>> Begin

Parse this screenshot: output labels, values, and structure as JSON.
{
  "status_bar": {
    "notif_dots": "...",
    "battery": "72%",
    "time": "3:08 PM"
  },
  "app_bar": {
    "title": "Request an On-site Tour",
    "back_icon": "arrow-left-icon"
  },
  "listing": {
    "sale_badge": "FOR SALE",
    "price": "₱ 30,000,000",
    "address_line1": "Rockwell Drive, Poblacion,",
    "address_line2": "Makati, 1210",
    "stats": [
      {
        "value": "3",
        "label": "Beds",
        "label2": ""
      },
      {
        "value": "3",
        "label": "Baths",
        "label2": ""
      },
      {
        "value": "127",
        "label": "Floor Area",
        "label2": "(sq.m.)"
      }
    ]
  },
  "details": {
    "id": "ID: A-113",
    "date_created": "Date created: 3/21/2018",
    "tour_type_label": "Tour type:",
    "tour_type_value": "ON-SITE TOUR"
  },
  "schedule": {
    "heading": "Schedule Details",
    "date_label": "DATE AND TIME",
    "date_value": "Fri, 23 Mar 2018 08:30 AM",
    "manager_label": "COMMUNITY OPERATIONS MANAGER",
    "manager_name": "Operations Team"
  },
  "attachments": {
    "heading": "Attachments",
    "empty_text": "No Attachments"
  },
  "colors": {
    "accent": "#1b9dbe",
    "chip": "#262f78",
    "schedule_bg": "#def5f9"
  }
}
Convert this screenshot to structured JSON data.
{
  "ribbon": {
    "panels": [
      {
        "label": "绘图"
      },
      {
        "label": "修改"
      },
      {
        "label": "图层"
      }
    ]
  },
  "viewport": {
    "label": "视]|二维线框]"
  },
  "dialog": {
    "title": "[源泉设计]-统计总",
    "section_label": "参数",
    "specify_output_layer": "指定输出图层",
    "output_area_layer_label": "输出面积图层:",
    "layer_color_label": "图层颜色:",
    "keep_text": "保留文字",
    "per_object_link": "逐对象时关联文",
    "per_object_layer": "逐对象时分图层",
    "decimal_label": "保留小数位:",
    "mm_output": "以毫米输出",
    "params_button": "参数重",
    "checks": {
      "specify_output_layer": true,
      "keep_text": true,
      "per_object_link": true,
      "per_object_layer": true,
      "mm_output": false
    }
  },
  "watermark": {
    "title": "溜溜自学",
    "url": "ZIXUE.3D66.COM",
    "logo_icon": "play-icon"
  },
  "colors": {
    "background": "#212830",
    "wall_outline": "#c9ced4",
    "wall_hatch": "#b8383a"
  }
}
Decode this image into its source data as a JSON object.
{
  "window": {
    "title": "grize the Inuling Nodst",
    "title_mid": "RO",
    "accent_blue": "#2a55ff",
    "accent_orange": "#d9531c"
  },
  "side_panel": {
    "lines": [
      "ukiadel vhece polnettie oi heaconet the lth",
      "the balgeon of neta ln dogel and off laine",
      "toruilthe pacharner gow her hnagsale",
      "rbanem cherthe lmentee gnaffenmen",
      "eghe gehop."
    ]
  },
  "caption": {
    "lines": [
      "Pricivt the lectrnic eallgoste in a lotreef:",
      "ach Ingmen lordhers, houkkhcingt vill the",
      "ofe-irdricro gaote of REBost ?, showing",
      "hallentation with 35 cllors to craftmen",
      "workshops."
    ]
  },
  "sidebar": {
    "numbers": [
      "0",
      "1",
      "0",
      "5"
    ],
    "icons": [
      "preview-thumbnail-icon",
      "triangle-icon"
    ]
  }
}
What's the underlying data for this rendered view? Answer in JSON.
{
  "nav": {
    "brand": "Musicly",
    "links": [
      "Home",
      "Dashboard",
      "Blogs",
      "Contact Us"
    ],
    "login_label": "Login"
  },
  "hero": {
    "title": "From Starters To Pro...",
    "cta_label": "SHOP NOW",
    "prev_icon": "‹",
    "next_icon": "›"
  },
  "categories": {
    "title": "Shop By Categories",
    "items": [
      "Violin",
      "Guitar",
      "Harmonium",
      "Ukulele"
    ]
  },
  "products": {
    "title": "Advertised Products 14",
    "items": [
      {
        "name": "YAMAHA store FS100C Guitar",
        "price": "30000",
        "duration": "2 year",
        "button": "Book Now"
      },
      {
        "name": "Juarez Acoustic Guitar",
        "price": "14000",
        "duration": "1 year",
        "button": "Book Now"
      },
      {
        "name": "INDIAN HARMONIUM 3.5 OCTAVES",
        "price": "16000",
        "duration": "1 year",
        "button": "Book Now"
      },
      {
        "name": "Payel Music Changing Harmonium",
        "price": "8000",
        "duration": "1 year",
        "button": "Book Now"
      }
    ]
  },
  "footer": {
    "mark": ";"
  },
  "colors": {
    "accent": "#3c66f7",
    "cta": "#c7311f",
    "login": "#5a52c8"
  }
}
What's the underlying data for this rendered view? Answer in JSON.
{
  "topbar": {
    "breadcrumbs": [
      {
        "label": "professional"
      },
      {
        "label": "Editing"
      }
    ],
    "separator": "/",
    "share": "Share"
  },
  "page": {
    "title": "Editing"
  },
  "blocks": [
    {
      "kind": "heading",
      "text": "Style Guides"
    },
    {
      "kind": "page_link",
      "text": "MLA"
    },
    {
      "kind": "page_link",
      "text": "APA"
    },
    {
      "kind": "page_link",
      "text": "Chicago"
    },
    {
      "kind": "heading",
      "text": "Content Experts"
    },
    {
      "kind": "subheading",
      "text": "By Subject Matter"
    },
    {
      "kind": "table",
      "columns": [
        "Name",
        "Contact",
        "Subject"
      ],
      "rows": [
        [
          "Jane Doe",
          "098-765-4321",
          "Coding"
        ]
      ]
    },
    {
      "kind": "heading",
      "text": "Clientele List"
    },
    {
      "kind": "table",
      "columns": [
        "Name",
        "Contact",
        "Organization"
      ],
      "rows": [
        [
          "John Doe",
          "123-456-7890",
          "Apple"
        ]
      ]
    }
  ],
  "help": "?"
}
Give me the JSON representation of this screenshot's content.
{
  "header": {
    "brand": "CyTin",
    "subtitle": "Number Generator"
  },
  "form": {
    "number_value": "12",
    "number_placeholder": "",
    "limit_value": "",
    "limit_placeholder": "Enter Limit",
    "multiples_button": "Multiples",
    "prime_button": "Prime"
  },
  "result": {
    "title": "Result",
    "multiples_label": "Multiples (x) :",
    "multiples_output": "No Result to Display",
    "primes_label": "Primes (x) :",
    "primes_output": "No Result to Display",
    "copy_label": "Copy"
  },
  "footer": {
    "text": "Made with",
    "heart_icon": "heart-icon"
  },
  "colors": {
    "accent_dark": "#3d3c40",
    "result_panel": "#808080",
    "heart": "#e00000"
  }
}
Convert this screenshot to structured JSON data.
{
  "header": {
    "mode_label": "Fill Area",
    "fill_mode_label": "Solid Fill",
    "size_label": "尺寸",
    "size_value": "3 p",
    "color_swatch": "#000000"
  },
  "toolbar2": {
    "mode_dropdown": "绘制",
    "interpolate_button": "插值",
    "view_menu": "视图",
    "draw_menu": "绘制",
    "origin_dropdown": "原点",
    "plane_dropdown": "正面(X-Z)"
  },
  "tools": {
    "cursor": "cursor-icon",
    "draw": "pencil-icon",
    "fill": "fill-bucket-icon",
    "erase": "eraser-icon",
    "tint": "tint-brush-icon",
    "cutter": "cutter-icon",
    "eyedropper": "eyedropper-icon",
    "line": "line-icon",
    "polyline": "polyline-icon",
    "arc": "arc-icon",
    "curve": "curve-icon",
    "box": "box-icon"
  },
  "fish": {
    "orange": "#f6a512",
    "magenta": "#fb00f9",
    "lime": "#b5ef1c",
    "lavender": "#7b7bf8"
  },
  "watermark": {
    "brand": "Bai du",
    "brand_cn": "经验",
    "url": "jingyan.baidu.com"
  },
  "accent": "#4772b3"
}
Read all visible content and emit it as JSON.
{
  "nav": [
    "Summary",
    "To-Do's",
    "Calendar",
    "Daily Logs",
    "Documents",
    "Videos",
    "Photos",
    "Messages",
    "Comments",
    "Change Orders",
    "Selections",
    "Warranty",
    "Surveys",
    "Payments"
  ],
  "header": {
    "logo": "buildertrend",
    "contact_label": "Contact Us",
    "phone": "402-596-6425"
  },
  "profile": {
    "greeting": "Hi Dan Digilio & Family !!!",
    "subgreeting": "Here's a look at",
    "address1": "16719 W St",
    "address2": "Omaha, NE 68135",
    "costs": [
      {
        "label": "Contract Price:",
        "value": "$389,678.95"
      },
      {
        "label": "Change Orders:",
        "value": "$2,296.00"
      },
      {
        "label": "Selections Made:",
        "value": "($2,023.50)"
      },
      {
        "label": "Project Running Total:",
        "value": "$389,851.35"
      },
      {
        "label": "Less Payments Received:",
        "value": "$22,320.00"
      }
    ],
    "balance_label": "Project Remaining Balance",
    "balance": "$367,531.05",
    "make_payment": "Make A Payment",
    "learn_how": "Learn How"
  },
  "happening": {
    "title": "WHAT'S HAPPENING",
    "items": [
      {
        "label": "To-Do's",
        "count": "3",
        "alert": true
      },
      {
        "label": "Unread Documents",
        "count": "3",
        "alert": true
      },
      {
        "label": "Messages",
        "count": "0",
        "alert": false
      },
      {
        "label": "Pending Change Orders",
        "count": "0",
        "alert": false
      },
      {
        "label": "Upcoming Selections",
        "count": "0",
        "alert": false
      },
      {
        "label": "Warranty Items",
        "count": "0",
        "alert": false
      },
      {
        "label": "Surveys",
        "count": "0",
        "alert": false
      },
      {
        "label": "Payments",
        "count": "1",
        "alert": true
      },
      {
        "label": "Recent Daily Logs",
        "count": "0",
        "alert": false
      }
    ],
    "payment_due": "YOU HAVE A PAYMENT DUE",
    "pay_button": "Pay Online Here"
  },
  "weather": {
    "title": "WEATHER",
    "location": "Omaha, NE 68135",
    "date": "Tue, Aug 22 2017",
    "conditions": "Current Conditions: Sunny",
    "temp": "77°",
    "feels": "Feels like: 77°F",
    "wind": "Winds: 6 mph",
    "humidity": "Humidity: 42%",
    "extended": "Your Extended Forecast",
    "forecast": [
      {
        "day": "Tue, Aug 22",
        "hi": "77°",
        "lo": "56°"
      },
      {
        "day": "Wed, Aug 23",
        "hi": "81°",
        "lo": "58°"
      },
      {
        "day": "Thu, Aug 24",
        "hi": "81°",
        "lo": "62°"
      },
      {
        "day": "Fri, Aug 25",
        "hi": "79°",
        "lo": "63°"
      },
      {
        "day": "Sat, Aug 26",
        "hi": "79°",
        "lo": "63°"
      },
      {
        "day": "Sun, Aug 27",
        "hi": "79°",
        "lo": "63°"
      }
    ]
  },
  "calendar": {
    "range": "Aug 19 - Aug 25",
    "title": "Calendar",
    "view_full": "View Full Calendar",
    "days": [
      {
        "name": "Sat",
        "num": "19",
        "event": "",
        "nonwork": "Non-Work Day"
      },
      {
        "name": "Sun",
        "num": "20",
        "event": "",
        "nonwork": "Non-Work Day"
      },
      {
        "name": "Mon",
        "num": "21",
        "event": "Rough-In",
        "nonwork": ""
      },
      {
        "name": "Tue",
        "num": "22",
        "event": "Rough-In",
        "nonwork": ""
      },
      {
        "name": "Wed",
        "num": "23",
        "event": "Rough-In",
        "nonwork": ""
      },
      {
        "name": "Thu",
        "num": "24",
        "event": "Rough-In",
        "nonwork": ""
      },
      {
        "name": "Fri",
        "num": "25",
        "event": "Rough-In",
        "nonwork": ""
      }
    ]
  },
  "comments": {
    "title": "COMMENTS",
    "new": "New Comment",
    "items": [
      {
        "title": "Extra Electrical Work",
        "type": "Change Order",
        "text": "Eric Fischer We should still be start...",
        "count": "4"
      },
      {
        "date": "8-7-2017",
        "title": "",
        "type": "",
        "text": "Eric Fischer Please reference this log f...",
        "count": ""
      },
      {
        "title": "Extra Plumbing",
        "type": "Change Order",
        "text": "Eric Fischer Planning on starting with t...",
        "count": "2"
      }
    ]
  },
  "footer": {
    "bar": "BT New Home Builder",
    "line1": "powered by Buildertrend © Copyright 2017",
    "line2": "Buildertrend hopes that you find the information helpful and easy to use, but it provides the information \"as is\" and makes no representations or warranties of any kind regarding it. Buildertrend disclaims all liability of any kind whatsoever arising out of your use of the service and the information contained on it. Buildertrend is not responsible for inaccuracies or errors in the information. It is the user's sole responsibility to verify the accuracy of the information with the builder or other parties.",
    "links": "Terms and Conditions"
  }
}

>> End

WHAT THE EXERCISE ASKS — All lines above with "Made" in them should be returned.

RESPONSE TO THE TASK —
    "text": "Made with",
        "label": "Selections Made:",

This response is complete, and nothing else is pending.